◆ GIVEN EXERCISE: Write out the data again in full, exactly as it reads.

(Dataset listings of figures)
◇ ◇ ◇ ◇
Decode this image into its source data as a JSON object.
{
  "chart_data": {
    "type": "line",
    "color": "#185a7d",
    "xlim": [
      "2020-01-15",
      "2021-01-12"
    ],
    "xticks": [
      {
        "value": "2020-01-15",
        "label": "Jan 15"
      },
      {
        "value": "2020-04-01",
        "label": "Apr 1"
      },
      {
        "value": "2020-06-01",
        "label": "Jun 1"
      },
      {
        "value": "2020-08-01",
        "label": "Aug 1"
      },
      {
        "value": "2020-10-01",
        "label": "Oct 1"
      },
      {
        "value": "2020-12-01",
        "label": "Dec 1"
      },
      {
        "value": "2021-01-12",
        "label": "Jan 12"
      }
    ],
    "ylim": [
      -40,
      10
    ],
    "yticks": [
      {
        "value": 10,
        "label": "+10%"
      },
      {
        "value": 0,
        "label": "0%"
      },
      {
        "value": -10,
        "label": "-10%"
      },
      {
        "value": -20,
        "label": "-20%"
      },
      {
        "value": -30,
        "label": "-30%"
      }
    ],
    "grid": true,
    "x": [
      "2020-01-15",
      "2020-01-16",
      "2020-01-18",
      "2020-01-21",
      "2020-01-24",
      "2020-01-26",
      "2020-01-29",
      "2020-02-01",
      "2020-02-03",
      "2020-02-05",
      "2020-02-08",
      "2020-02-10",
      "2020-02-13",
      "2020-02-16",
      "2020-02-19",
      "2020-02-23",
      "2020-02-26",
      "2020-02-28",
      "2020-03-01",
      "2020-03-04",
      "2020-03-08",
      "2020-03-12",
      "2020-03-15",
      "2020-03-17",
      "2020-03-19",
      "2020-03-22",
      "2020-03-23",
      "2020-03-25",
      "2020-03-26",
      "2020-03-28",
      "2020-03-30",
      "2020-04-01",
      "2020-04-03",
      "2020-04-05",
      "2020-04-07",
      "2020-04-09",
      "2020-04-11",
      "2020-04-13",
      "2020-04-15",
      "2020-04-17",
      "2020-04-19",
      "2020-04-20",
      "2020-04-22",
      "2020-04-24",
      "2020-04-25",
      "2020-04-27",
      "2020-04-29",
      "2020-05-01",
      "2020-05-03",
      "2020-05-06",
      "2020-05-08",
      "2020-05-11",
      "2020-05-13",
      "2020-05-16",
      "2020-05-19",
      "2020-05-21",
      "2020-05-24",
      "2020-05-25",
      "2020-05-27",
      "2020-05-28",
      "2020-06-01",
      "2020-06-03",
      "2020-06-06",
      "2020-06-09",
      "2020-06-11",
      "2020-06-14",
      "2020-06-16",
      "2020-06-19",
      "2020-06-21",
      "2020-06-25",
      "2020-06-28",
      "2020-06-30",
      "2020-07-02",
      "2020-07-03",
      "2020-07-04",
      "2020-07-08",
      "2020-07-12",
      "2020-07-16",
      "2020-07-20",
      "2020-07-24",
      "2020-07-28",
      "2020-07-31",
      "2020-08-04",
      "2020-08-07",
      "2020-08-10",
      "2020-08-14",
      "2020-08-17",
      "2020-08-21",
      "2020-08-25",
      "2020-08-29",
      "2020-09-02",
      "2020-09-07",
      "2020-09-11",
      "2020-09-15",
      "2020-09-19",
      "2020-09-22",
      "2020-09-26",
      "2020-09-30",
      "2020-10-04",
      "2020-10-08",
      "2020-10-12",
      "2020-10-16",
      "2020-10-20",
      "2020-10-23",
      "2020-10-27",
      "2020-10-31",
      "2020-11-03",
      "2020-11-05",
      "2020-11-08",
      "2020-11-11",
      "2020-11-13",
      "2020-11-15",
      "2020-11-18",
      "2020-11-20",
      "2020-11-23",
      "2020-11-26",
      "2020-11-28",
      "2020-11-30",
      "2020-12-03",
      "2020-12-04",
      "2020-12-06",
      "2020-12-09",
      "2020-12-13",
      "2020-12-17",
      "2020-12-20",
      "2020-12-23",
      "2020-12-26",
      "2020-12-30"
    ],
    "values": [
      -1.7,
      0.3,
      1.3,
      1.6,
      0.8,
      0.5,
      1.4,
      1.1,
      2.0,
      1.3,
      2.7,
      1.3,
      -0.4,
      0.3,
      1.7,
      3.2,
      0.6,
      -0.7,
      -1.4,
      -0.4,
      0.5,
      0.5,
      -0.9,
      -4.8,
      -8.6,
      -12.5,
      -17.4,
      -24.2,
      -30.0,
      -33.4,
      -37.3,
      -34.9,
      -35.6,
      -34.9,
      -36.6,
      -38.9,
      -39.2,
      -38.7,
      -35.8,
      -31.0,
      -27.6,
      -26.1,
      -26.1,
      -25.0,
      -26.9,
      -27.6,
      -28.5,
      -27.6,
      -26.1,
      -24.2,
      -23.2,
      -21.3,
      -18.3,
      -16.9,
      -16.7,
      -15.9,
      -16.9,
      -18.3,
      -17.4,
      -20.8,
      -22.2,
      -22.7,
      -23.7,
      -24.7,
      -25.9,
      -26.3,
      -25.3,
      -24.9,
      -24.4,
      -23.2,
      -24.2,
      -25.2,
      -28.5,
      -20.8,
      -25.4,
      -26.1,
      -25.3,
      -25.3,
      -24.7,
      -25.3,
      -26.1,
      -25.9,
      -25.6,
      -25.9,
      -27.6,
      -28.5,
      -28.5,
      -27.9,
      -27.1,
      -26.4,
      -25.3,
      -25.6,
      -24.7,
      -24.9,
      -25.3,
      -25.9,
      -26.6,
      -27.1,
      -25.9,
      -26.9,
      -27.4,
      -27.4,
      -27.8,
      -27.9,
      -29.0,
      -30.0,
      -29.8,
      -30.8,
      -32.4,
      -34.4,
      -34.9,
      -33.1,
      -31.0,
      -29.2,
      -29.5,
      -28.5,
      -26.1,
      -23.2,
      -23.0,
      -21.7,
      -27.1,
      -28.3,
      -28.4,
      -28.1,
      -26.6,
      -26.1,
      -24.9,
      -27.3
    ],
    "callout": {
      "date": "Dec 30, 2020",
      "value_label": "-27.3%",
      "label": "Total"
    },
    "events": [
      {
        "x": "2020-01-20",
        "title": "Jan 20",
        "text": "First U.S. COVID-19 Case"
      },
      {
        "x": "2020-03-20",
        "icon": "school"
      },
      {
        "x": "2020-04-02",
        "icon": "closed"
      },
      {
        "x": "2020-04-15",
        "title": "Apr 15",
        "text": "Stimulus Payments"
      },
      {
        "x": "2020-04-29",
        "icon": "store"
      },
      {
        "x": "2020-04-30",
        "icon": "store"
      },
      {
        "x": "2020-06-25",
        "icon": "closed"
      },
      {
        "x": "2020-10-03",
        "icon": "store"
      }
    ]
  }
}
◇ ◇ ◇ ◇
◆ ANSWER TO THIS TASK:
Decode this image into its source data as a JSON object.
{
  "chart_data": {
    "type": "line",
    "color": "#185a7d",
    "xlim": [
      "2020-01-15",
      "2021-01-12"
    ],
    "xticks": [
      {
        "value": "2020-01-15",
        "label": "Jan 15"
      },
      {
        "value": "2020-04-01",
        "label": "Apr 1"
      },
      {
        "value": "2020-06-01",
        "label": "Jun 1"
      },
      {
        "value": "2020-08-01",
        "label": "Aug 1"
      },
      {
        "value": "2020-10-01",
        "label": "Oct 1"
      },
      {
        "value": "2020-12-01",
        "label": "Dec 1"
      },
      {
        "value": "2021-01-12",
        "label": "Jan 12"
      }
    ],
    "ylim": [
      -40,
      10
    ],
    "yticks": [
      {
        "value": 10,
        "label": "+10%"
      },
      {
        "value": 0,
        "label": "0%"
      },
      {
        "value": -10,
        "label": "-10%"
      },
      {
        "value": -20,
        "label": "-20%"
      },
      {
        "value": -30,
        "label": "-30%"
      }
    ],
    "grid": true,
    "x": [
      "2020-01-15",
      "2020-01-16",
      "2020-01-18",
      "2020-01-21",
      "2020-01-24",
      "2020-01-26",
      "2020-01-29",
      "2020-02-01",
      "2020-02-03",
      "2020-02-05",
      "2020-02-08",
      "2020-02-10",
      "2020-02-13",
      "2020-02-16",
      "2020-02-19",
      "2020-02-23",
      "2020-02-26",
      "2020-02-28",
      "2020-03-01",
      "2020-03-04",
      "2020-03-08",
      "2020-03-12",
      "2020-03-15",
      "2020-03-17",
      "2020-03-19",
      "2020-03-22",
      "2020-03-23",
      "2020-03-25",
      "2020-03-26",
      "2020-03-28",
      "2020-03-30",
      "2020-04-01",
      "2020-04-03",
      "2020-04-05",
      "2020-04-07",
      "2020-04-09",
      "2020-04-11",
      "2020-04-13",
      "2020-04-15",
      "2020-04-17",
      "2020-04-19",
      "2020-04-20",
      "2020-04-22",
      "2020-04-24",
      "2020-04-25",
      "2020-04-27",
      "2020-04-29",
      "2020-05-01",
      "2020-05-03",
      "2020-05-06",
      "2020-05-08",
      "2020-05-11",
      "2020-05-13",
      "2020-05-16",
      "2020-05-19",
      "2020-05-21",
      "2020-05-24",
      "2020-05-25",
      "2020-05-27",
      "2020-05-28",
      "2020-06-01",
      "2020-06-03",
      "2020-06-06",
      "2020-06-09",
      "2020-06-11",
      "2020-06-14",
      "2020-06-16",
      "2020-06-19",
      "2020-06-21",
      "2020-06-25",
      "2020-06-28",
      "2020-06-30",
      "2020-07-02",
      "2020-07-03",
      "2020-07-04",
      "2020-07-08",
      "2020-07-12",
      "2020-07-16",
      "2020-07-20",
      "2020-07-24",
      "2020-07-28",
      "2020-07-31",
      "2020-08-04",
      "2020-08-07",
      "2020-08-10",
      "2020-08-14",
      "2020-08-17",
      "2020-08-21",
      "2020-08-25",
      "2020-08-29",
      "2020-09-02",
      "2020-09-07",
      "2020-09-11",
      "2020-09-15",
      "2020-09-19",
      "2020-09-22",
      "2020-09-26",
      "2020-09-30",
      "2020-10-04",
      "2020-10-08",
      "2020-10-12",
      "2020-10-16",
      "2020-10-20",
      "2020-10-23",
      "2020-10-27",
      "2020-10-31",
      "2020-11-03",
      "2020-11-05",
      "2020-11-08",
      "2020-11-11",
      "2020-11-13",
      "2020-11-15",
      "2020-11-18",
      "2020-11-20",
      "2020-11-23",
      "2020-11-26",
      "2020-11-28",
      "2020-11-30",
      "2020-12-03",
      "2020-12-04",
      "2020-12-06",
      "2020-12-09",
      "2020-12-13",
      "2020-12-17",
      "2020-12-20",
      "2020-12-23",
      "2020-12-26",
      "2020-12-30"
    ],
    "values": [
      -1.7,
      0.3,
      1.3,
      1.6,
      0.8,
      0.5,
      1.4,
      1.1,
      2.0,
      1.3,
      2.7,
      1.3,
      -0.4,
      0.3,
      1.7,
      3.2,
      0.6,
      -0.7,
      -1.4,
      -0.4,
      0.5,
      0.5,
      -0.9,
      -4.8,
      -8.6,
      -12.5,
      -17.4,
      -24.2,
      -30.0,
      -33.4,
      -37.3,
      -34.9,
      -35.6,
      -34.9,
      -36.6,
      -38.9,
      -39.2,
      -38.7,
      -35.8,
      -31.0,
      -27.6,
      -26.1,
      -26.1,
      -25.0,
      -26.9,
      -27.6,
      -28.5,
      -27.6,
      -26.1,
      -24.2,
      -23.2,
      -21.3,
      -18.3,
      -16.9,
      -16.7,
      -15.9,
      -16.9,
      -18.3,
      -17.4,
      -20.8,
      -22.2,
      -22.7,
      -23.7,
      -24.7,
      -25.9,
      -26.3,
      -25.3,
      -24.9,
      -24.4,
      -23.2,
      -24.2,
      -25.2,
      -28.5,
      -20.8,
      -25.4,
      -26.1,
      -25.3,
      -25.3,
      -24.7,
      -25.3,
      -26.1,
      -25.9,
      -25.6,
      -25.9,
      -27.6,
      -28.5,
      -28.5,
      -27.9,
      -27.1,
      -26.4,
      -25.3,
      -25.6,
      -24.7,
      -24.9,
      -25.3,
      -25.9,
      -26.6,
      -27.1,
      -25.9,
      -26.9,
      -27.4,
      -27.4,
      -27.8,
      -27.9,
      -29.0,
      -30.0,
      -29.8,
      -30.8,
      -32.4,
      -34.4,
      -34.9,
      -33.1,
      -31.0,
      -29.2,
      -29.5,
      -28.5,
      -26.1,
      -23.2,
      -23.0,
      -21.7,
      -27.1,
      -28.3,
      -28.4,
      -28.1,
      -26.6,
      -26.1,
      -24.9,
      -27.3
    ],
    "callout": {
      "date": "Dec 30, 2020",
      "value_label": "-27.3%",
      "label": "Total"
    },
    "events": [
      {
        "x": "2020-01-20",
        "title": "Jan 20",
        "text": "First U.S. COVID-19 Case"
      },
      {
        "x": "2020-03-20",
        "icon": "school"
      },
      {
        "x": "2020-04-02",
        "icon": "closed"
      },
      {
        "x": "2020-04-15",
        "title": "Apr 15",
        "text": "Stimulus Payments"
      },
      {
        "x": "2020-04-29",
        "icon": "store"
      },
      {
        "x": "2020-04-30",
        "icon": "store"
      },
      {
        "x": "2020-06-25",
        "icon": "closed"
      },
      {
        "x": "2020-10-03",
        "icon": "store"
      }
    ]
  }
}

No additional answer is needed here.